=== Exercise material ===
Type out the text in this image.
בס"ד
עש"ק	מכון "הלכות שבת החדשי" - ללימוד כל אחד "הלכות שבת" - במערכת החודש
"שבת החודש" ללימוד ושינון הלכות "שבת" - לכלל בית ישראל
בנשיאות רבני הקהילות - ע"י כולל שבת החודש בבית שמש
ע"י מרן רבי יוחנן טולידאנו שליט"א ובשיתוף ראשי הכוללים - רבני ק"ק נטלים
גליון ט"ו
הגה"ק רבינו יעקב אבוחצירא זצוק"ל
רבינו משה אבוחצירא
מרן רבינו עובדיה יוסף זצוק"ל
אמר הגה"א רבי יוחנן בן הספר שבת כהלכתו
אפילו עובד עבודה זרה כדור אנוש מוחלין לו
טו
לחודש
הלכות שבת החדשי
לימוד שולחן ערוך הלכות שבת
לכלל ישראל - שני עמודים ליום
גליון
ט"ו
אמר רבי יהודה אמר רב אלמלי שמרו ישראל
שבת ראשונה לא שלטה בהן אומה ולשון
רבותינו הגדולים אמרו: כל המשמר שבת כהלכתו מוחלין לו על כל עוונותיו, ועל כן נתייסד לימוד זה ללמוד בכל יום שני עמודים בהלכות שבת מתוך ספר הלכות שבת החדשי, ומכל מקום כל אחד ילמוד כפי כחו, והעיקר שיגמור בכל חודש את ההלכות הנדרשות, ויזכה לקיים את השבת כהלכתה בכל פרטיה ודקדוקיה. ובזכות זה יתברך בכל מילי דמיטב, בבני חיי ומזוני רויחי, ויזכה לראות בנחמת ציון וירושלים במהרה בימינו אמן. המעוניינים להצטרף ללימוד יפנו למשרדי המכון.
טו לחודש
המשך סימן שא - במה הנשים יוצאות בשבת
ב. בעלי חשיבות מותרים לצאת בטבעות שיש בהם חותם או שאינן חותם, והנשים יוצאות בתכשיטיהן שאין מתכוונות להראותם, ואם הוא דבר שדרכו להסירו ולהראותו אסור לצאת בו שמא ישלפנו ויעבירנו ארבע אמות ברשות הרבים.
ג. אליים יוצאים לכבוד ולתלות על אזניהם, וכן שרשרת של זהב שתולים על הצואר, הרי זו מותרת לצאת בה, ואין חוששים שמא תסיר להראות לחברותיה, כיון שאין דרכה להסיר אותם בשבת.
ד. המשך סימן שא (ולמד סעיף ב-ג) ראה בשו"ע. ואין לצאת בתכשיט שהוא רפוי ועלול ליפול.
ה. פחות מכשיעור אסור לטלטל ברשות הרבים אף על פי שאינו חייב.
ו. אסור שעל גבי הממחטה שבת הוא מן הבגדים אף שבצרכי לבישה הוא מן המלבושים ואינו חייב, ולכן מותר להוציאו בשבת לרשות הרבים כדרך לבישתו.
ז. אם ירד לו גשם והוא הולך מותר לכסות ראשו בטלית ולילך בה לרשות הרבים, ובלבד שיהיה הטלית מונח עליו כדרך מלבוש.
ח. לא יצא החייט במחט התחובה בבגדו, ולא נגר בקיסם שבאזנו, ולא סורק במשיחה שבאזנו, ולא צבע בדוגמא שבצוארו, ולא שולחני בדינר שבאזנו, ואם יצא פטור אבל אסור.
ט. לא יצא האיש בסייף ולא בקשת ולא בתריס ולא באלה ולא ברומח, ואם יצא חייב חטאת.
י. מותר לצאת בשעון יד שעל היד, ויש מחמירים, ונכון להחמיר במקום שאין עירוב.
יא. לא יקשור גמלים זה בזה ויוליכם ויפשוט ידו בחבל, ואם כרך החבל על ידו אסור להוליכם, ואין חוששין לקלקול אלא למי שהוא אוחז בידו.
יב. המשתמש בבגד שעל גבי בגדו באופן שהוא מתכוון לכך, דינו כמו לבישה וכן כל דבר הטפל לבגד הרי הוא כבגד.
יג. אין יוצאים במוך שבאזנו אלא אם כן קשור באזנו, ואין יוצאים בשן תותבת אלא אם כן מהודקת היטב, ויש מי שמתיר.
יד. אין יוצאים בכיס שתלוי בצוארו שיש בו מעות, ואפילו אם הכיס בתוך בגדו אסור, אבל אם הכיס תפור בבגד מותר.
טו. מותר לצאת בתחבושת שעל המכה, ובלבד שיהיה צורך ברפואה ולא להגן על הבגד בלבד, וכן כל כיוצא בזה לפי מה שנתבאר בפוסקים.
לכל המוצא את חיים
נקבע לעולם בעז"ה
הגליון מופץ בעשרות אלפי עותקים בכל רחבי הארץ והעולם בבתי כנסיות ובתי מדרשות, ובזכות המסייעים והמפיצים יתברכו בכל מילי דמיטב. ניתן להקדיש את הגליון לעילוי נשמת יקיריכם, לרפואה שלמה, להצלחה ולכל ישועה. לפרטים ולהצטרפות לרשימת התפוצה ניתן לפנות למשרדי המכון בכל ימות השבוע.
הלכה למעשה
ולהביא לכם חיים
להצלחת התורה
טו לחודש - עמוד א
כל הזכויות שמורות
===
=== Exercise material ===
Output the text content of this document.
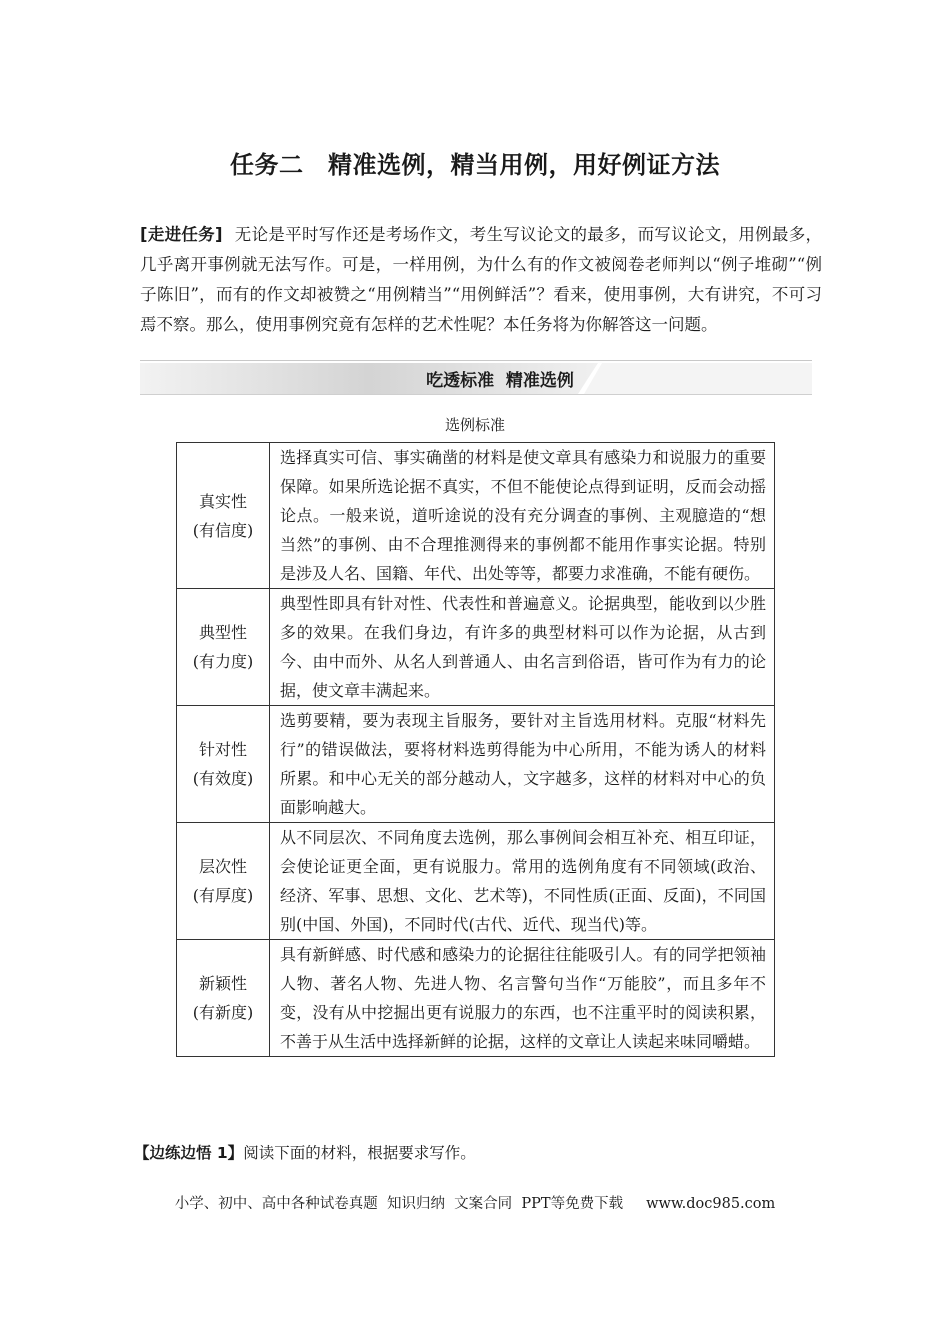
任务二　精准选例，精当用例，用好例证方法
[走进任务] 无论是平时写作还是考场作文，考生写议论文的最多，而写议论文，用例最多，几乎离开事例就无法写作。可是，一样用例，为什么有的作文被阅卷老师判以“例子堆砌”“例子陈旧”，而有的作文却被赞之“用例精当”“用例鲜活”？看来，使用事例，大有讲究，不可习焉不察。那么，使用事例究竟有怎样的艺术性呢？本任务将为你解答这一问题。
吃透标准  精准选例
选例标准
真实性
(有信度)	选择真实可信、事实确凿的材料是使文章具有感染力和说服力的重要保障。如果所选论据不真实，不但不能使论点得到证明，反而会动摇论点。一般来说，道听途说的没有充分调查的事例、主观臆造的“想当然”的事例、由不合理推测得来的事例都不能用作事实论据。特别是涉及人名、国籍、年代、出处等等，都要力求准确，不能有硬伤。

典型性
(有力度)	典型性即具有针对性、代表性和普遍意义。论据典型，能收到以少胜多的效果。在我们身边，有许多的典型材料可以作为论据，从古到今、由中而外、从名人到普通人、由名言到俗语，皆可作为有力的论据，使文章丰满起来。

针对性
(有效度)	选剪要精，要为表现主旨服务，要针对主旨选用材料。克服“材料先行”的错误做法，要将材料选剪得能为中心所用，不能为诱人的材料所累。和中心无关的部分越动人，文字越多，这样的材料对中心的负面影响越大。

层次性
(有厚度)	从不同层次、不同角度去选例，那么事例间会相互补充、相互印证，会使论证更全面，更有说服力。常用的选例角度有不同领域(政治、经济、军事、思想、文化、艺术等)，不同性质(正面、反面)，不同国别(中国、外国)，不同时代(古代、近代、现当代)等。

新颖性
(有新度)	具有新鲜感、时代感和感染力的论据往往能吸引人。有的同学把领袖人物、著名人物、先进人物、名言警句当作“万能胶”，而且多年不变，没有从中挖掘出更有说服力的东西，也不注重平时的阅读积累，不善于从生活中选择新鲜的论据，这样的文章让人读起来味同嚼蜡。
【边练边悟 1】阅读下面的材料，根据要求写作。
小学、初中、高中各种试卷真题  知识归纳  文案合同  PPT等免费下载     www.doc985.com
===
* [Do this]: Tally the lines of the data that hold the string "רבינו". Answer with the number and nothing more.

* [Complete answer]: 3